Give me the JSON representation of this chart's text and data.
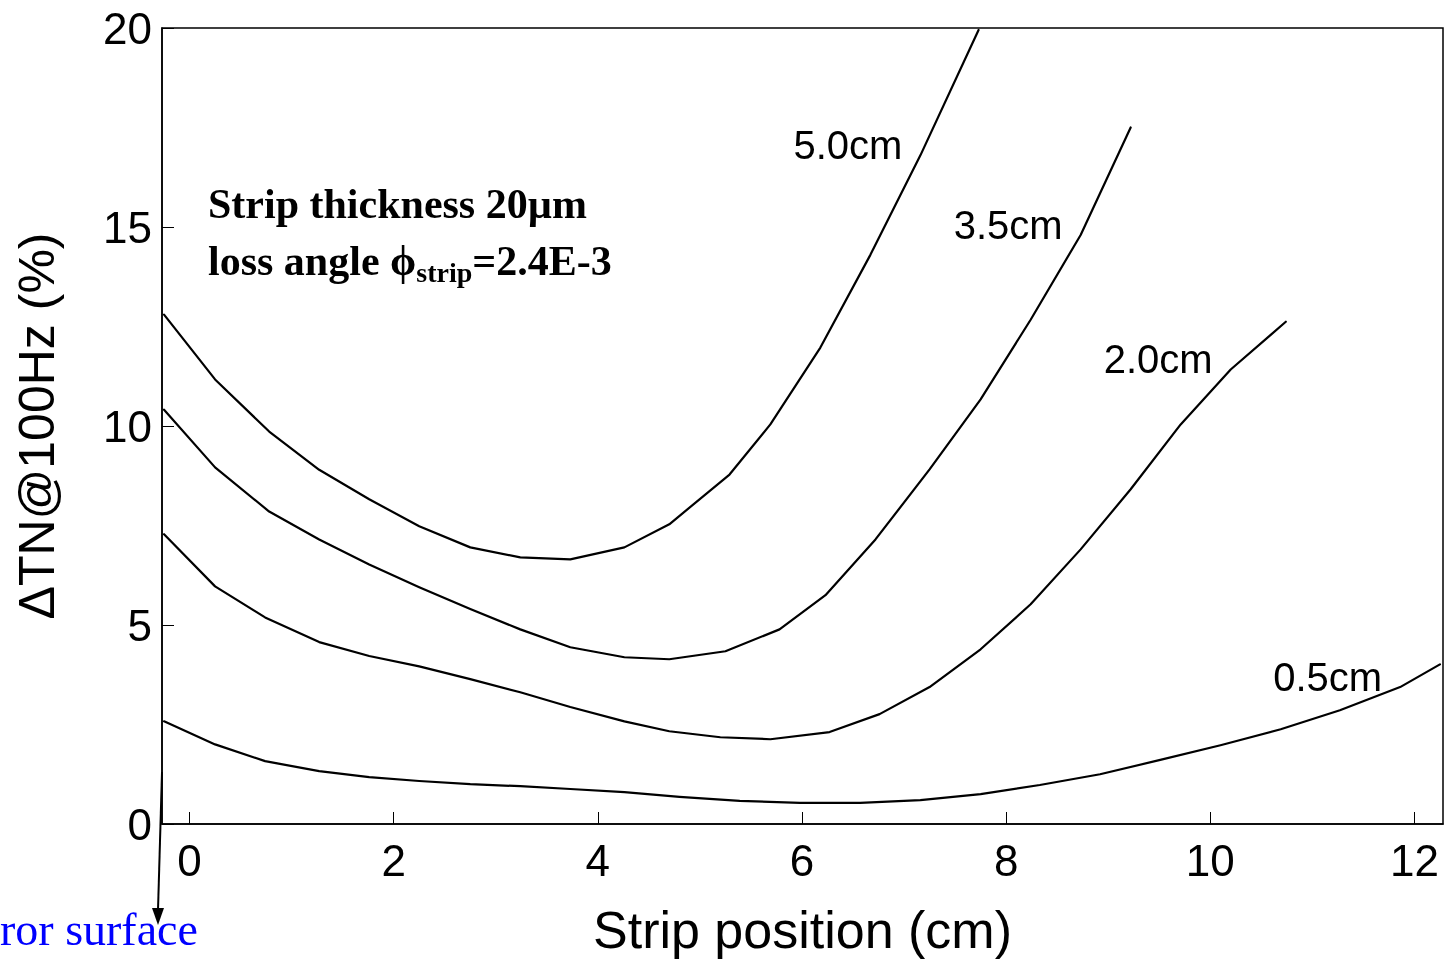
{
  "chart_data": {
    "type": "line",
    "xlabel": "Strip position (cm)",
    "ylabel": "ΔTN@100Hz (%)",
    "xlim": [
      -0.27,
      12.28
    ],
    "ylim": [
      0,
      20
    ],
    "xticks": [
      0,
      2,
      4,
      6,
      8,
      10,
      12
    ],
    "yticks": [
      0,
      5,
      10,
      15,
      20
    ],
    "grid": false,
    "marker": "none",
    "line_style": "solid",
    "series": [
      {
        "name": "5.0cm",
        "color": "#000000",
        "x": [
          -0.25,
          0.25,
          0.78,
          1.27,
          1.76,
          2.25,
          2.75,
          3.24,
          3.73,
          4.26,
          4.7,
          5.29,
          5.69,
          6.18,
          6.67,
          7.16,
          7.73
        ],
        "values": [
          12.8,
          11.17,
          9.86,
          8.9,
          8.16,
          7.48,
          6.95,
          6.7,
          6.65,
          6.95,
          7.53,
          8.78,
          10.04,
          11.97,
          14.3,
          16.8,
          19.95
        ]
      },
      {
        "name": "3.5cm",
        "color": "#000000",
        "x": [
          -0.25,
          0.25,
          0.78,
          1.27,
          1.76,
          2.25,
          2.75,
          3.24,
          3.73,
          4.26,
          4.7,
          5.25,
          5.78,
          6.23,
          6.72,
          7.25,
          7.75,
          8.24,
          8.73,
          9.22
        ],
        "values": [
          10.41,
          8.96,
          7.85,
          7.15,
          6.52,
          5.95,
          5.4,
          4.89,
          4.44,
          4.19,
          4.14,
          4.34,
          4.89,
          5.75,
          7.15,
          8.91,
          10.67,
          12.67,
          14.8,
          17.5
        ]
      },
      {
        "name": "2.0cm",
        "color": "#000000",
        "x": [
          -0.25,
          0.25,
          0.74,
          1.27,
          1.76,
          2.25,
          2.75,
          3.24,
          3.73,
          4.26,
          4.7,
          5.2,
          5.69,
          6.27,
          6.76,
          7.25,
          7.75,
          8.24,
          8.73,
          9.22,
          9.71,
          10.2,
          10.74
        ],
        "values": [
          7.28,
          5.97,
          5.19,
          4.57,
          4.22,
          3.96,
          3.64,
          3.31,
          2.94,
          2.58,
          2.33,
          2.18,
          2.13,
          2.31,
          2.76,
          3.44,
          4.39,
          5.52,
          6.9,
          8.41,
          10.04,
          11.42,
          12.62
        ]
      },
      {
        "name": "0.5cm",
        "color": "#000000",
        "x": [
          -0.25,
          0.25,
          0.74,
          1.27,
          1.76,
          2.25,
          2.75,
          3.24,
          3.73,
          4.26,
          4.8,
          5.39,
          5.98,
          6.57,
          7.16,
          7.75,
          8.33,
          8.92,
          9.51,
          10.1,
          10.69,
          11.27,
          11.86,
          12.25
        ],
        "values": [
          2.58,
          2.0,
          1.58,
          1.33,
          1.18,
          1.08,
          1.0,
          0.95,
          0.88,
          0.8,
          0.68,
          0.58,
          0.53,
          0.53,
          0.6,
          0.75,
          0.98,
          1.25,
          1.61,
          1.98,
          2.38,
          2.86,
          3.44,
          4.01
        ]
      }
    ],
    "annotations": [
      "Strip thickness 20µm",
      "loss angle ϕ$_{strip}$=2.4E-3",
      "ror surface"
    ]
  }
}
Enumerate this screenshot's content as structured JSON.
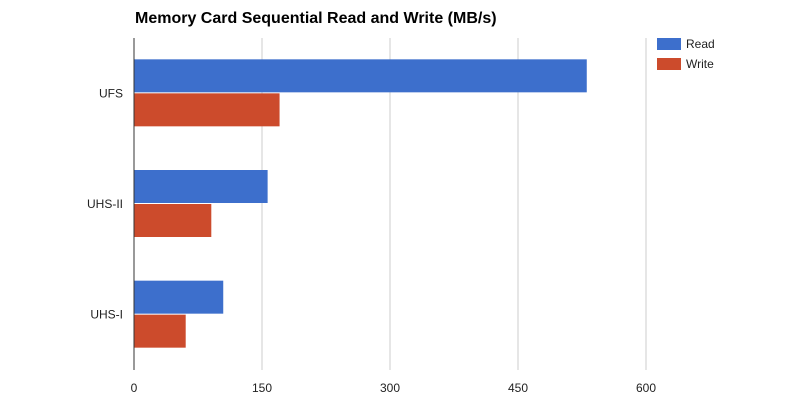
{
  "chart_data": {
    "type": "bar",
    "orientation": "horizontal",
    "title": "Memory Card Sequential Read and Write (MB/s)",
    "xlabel": "",
    "ylabel": "",
    "categories": [
      "UFS",
      "UHS-II",
      "UHS-I"
    ],
    "series": [
      {
        "name": "Read",
        "color": "#3d6fcc",
        "values": [
          530,
          156,
          104
        ]
      },
      {
        "name": "Write",
        "color": "#cc4b2c",
        "values": [
          170,
          90,
          60
        ]
      }
    ],
    "xlim": [
      0,
      600
    ],
    "xticks": [
      0,
      150,
      300,
      450,
      600
    ],
    "grid": true,
    "legend": "top-right"
  }
}
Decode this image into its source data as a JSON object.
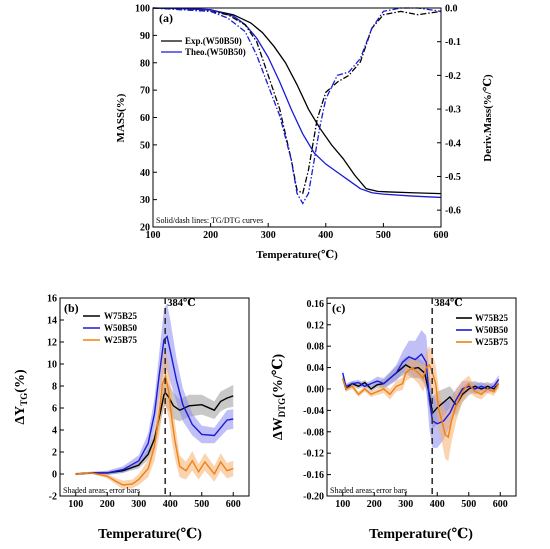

..............................

Problem to work on: Identify each line holding the string "name", and copy it out.

Exercise result:
        "name": "5.0cm",
        "name": "3.5cm",
        "name": "2.0cm",
        "name": "0.5cm",
        "name": "Read",
        "name": "Write",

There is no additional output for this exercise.